--- BEGIN SUPPLIED RECORDS ---

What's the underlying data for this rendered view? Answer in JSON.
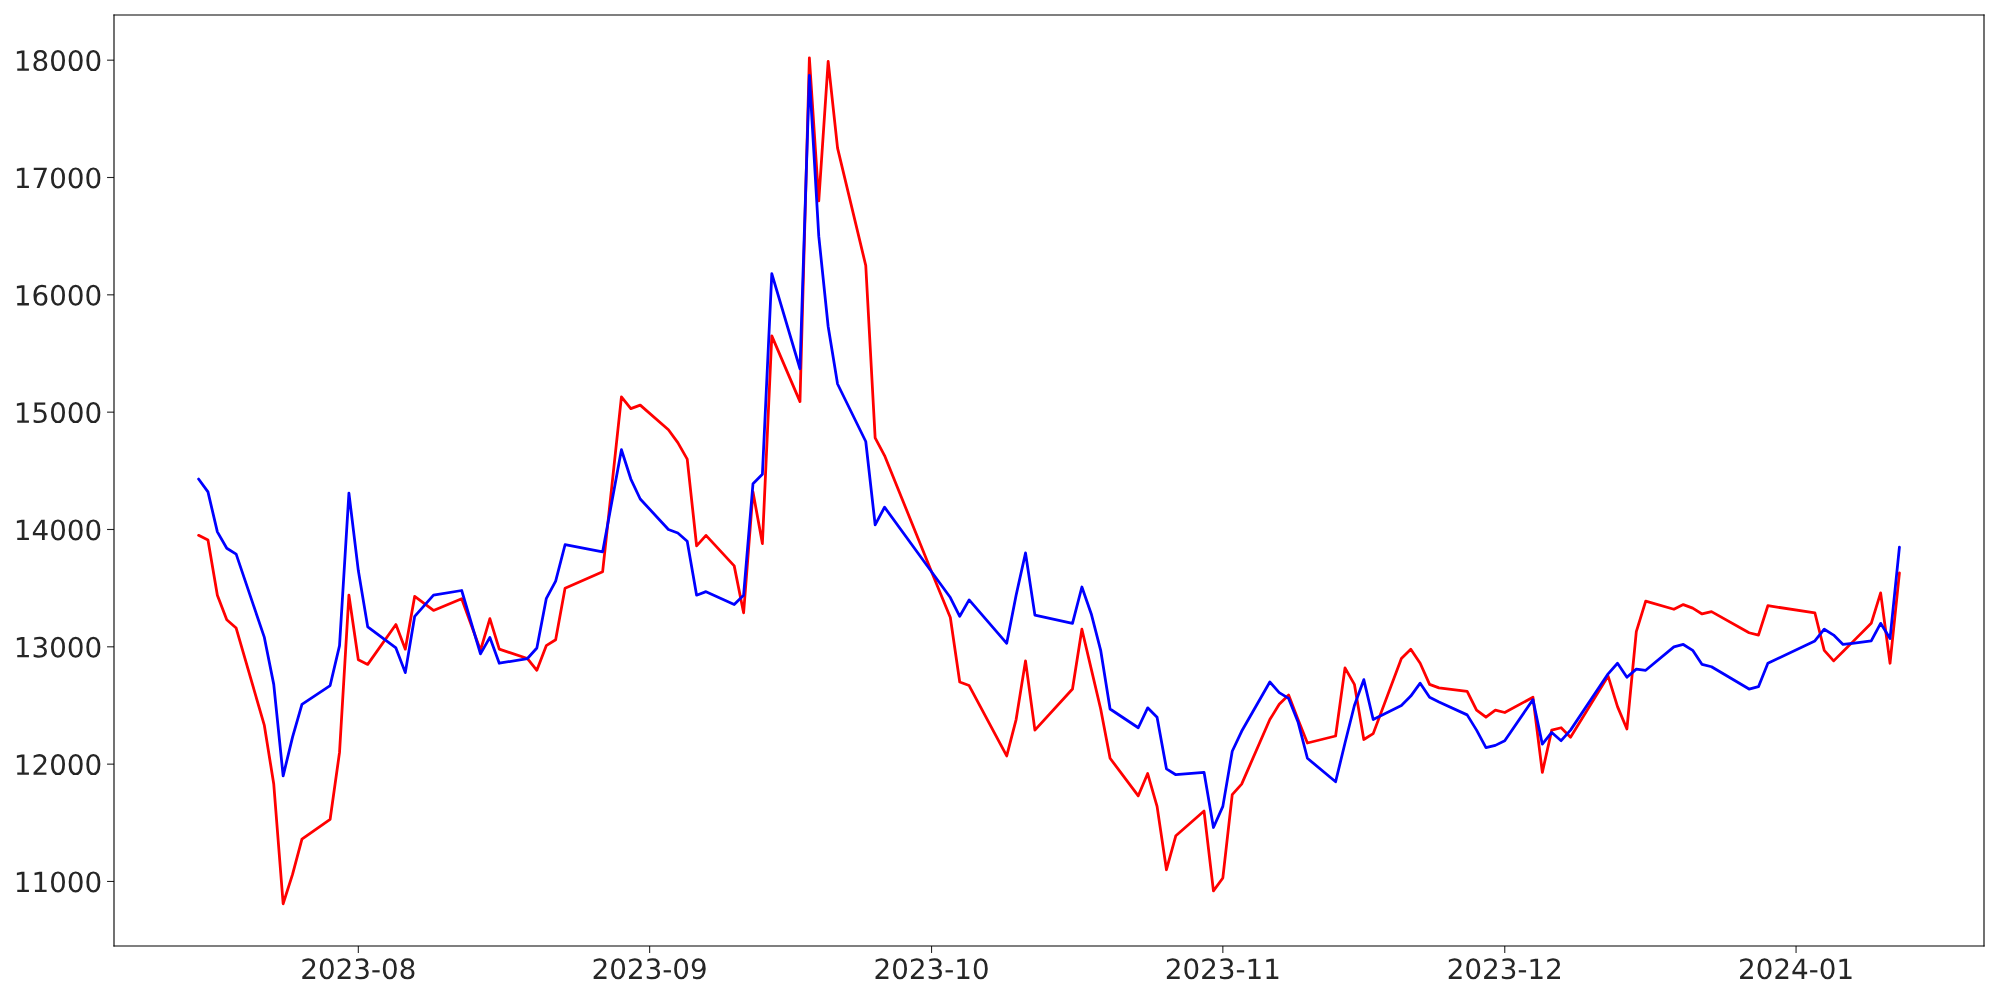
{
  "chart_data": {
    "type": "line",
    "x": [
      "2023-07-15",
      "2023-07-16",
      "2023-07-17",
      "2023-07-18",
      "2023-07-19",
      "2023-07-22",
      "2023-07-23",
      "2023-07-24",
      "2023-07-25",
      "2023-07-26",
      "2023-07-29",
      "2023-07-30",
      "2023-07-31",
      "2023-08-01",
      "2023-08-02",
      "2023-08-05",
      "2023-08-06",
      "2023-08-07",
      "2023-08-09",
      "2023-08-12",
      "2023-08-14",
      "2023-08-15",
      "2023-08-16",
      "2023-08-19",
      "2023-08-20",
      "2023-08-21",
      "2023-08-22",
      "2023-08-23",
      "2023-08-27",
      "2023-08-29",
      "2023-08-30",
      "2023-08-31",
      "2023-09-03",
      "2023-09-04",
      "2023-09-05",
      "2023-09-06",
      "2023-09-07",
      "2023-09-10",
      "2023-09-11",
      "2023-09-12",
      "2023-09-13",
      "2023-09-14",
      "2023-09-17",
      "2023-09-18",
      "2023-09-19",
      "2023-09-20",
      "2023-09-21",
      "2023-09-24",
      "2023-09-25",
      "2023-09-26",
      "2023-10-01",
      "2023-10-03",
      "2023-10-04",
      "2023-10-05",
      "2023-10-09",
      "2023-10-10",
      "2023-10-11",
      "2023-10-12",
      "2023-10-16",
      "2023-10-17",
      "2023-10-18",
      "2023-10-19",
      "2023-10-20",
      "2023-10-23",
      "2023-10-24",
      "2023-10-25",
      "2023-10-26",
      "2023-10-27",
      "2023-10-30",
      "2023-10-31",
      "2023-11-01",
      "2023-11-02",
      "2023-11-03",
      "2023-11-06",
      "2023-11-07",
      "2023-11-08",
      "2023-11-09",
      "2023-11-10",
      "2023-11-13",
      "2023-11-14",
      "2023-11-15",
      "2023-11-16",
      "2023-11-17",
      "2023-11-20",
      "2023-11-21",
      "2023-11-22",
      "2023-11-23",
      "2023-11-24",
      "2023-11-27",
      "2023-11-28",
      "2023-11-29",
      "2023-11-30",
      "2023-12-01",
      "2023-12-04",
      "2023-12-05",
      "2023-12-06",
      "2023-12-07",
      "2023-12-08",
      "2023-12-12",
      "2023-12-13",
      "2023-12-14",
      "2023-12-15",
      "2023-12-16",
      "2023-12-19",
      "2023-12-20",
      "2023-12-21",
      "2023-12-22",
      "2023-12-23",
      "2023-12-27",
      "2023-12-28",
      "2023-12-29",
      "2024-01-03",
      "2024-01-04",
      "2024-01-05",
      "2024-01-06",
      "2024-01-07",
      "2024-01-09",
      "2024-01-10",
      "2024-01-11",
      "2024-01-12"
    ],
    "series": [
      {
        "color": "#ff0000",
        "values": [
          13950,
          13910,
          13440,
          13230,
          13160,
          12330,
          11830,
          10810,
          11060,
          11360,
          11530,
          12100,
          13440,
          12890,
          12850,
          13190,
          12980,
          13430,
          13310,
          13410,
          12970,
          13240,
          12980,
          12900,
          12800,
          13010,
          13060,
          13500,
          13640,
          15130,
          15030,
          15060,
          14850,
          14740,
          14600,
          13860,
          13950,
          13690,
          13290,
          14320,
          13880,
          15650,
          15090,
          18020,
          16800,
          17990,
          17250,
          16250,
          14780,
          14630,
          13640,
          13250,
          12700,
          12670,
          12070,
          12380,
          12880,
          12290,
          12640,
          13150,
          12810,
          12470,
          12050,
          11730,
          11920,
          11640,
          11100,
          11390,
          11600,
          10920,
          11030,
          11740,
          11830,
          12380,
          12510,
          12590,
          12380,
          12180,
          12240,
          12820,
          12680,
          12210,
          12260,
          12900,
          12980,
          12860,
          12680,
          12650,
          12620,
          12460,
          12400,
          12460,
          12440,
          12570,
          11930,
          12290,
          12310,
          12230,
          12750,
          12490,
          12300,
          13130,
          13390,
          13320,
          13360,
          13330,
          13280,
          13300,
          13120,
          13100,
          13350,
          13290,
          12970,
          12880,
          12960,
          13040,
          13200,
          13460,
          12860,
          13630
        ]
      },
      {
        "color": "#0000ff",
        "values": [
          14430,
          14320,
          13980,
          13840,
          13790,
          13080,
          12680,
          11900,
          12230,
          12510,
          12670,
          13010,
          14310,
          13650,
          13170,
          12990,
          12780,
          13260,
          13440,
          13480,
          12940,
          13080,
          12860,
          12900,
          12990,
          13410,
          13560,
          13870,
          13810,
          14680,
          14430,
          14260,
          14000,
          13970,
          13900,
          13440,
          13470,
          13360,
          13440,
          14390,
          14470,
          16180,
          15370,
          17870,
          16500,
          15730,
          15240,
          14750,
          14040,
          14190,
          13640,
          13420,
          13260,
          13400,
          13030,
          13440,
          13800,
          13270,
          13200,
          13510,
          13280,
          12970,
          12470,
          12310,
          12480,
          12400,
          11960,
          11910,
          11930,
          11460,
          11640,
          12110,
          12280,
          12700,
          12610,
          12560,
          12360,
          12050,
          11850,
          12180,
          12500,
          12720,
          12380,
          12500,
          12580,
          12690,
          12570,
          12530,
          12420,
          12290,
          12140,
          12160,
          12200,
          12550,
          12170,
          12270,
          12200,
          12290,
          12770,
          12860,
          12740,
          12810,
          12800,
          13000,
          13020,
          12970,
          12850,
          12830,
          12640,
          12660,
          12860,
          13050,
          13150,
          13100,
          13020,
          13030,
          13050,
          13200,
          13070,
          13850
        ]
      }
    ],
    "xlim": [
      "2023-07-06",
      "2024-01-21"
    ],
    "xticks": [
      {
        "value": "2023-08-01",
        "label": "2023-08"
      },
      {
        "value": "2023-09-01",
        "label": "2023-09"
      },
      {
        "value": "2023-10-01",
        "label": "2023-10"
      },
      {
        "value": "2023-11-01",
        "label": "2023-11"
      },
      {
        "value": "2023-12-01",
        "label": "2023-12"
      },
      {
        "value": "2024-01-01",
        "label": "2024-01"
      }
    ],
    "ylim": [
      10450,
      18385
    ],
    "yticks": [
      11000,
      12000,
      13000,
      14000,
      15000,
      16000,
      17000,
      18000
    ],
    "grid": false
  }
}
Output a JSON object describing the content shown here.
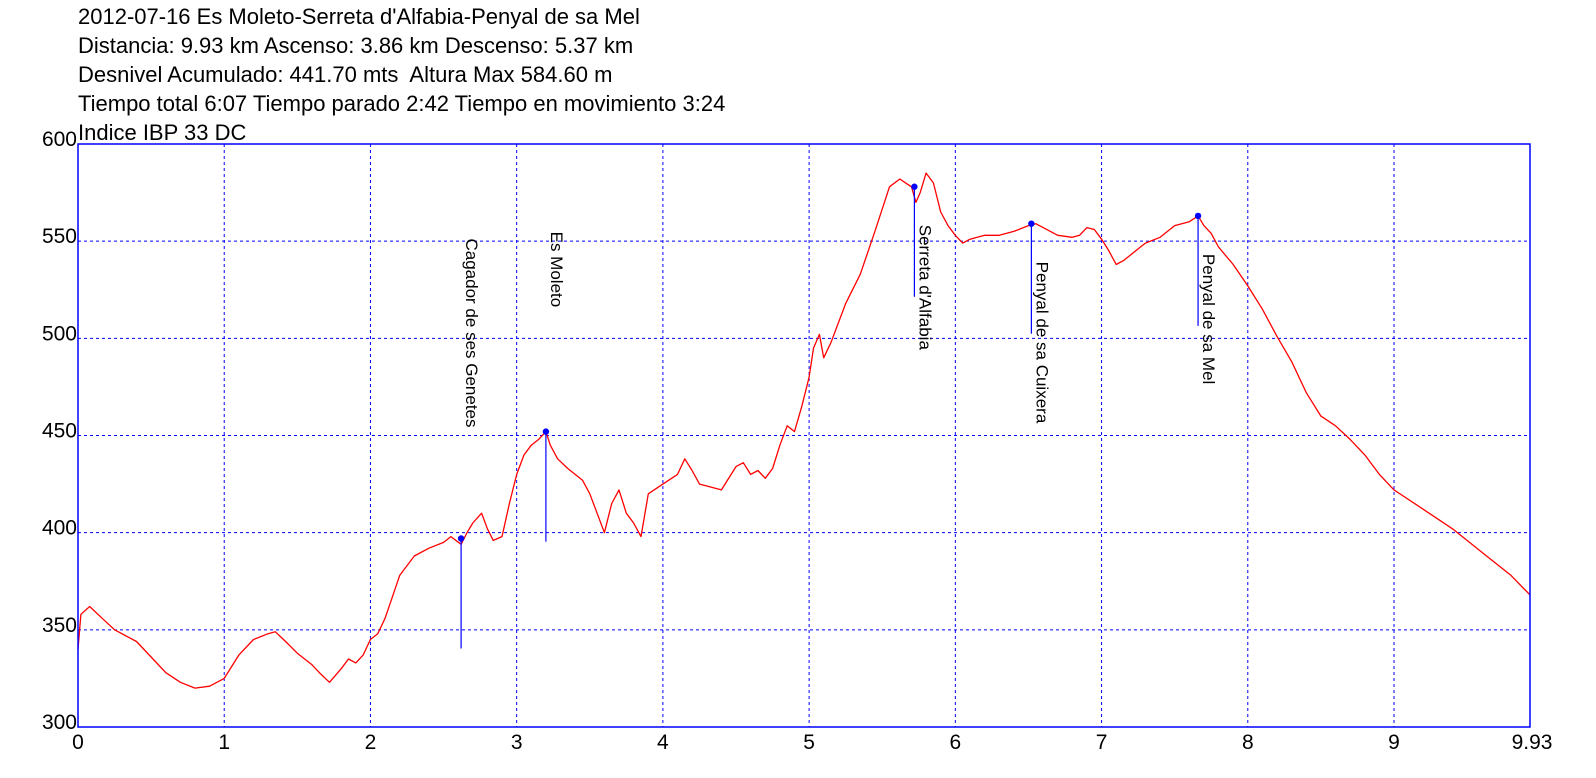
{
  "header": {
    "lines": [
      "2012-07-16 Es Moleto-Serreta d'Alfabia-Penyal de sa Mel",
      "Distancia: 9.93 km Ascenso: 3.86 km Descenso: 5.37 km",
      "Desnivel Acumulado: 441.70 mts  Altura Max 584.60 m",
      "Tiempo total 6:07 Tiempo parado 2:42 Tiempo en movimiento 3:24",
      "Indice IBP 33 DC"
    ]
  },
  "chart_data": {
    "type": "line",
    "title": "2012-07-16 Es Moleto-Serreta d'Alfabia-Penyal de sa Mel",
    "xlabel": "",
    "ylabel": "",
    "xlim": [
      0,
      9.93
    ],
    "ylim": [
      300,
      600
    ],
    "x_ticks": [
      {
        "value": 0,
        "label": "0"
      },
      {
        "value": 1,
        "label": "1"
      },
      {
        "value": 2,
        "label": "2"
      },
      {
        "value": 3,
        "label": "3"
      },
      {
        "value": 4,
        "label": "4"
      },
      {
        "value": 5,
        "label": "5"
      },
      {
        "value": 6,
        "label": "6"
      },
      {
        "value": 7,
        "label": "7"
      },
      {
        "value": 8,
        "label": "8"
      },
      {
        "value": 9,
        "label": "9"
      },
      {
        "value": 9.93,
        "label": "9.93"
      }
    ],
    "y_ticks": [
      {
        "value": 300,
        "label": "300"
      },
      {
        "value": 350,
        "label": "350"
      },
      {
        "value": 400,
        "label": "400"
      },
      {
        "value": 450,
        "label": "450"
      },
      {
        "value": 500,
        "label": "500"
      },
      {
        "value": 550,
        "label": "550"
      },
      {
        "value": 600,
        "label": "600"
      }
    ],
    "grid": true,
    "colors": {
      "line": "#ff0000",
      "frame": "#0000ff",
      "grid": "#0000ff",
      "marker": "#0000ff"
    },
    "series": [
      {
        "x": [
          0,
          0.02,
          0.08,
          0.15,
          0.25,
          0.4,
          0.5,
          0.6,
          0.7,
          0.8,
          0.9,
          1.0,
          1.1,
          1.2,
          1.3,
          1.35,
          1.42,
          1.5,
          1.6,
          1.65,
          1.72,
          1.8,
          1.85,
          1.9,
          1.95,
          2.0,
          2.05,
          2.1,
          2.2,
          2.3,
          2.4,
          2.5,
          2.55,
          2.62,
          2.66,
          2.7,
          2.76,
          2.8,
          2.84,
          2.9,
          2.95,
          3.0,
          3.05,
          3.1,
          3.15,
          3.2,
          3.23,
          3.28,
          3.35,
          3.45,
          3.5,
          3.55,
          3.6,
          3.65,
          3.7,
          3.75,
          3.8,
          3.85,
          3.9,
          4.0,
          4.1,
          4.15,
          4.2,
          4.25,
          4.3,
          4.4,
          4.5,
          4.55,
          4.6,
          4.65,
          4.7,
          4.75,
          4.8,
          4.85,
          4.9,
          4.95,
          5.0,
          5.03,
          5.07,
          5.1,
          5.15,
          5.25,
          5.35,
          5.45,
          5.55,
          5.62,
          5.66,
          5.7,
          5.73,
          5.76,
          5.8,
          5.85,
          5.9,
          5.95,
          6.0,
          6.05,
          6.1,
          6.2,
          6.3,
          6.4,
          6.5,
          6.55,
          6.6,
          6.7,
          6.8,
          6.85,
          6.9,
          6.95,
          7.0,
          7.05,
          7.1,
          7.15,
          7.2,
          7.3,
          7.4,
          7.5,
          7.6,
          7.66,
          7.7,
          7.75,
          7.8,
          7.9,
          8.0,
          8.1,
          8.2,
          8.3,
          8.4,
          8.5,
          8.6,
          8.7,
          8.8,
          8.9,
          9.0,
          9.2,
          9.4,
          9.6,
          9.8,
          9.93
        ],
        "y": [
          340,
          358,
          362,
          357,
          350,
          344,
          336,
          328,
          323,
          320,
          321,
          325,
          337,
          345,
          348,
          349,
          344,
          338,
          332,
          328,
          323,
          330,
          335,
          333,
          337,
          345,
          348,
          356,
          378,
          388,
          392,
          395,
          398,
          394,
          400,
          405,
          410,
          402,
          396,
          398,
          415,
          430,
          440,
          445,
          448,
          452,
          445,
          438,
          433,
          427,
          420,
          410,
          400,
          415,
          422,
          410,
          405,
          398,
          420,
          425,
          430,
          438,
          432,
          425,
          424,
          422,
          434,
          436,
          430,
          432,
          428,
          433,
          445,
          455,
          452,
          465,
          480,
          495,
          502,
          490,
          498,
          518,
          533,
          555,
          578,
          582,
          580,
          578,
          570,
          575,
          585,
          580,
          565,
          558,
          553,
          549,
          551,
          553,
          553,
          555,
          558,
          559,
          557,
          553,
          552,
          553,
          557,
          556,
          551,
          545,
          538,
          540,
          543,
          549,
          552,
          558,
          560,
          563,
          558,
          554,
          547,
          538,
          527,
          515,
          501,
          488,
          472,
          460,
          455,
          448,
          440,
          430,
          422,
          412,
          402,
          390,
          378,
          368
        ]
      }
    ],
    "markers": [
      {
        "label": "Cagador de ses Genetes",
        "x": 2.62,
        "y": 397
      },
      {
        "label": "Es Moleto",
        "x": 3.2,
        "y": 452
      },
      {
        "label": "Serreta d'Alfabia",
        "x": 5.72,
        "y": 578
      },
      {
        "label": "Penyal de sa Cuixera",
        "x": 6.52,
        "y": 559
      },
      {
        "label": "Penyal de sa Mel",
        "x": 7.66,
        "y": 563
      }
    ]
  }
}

--- END SUPPLIED RECORDS ---

| PROBLEM TO WORK ON |
Select every line where the word "Moleto" occurs.

| SOLUTION FOR THIS TASK |
      "2012-07-16 Es Moleto-Serreta d'Alfabia-Penyal de sa Mel",
    "title": "2012-07-16 Es Moleto-Serreta d'Alfabia-Penyal de sa Mel",
        "label": "Es Moleto",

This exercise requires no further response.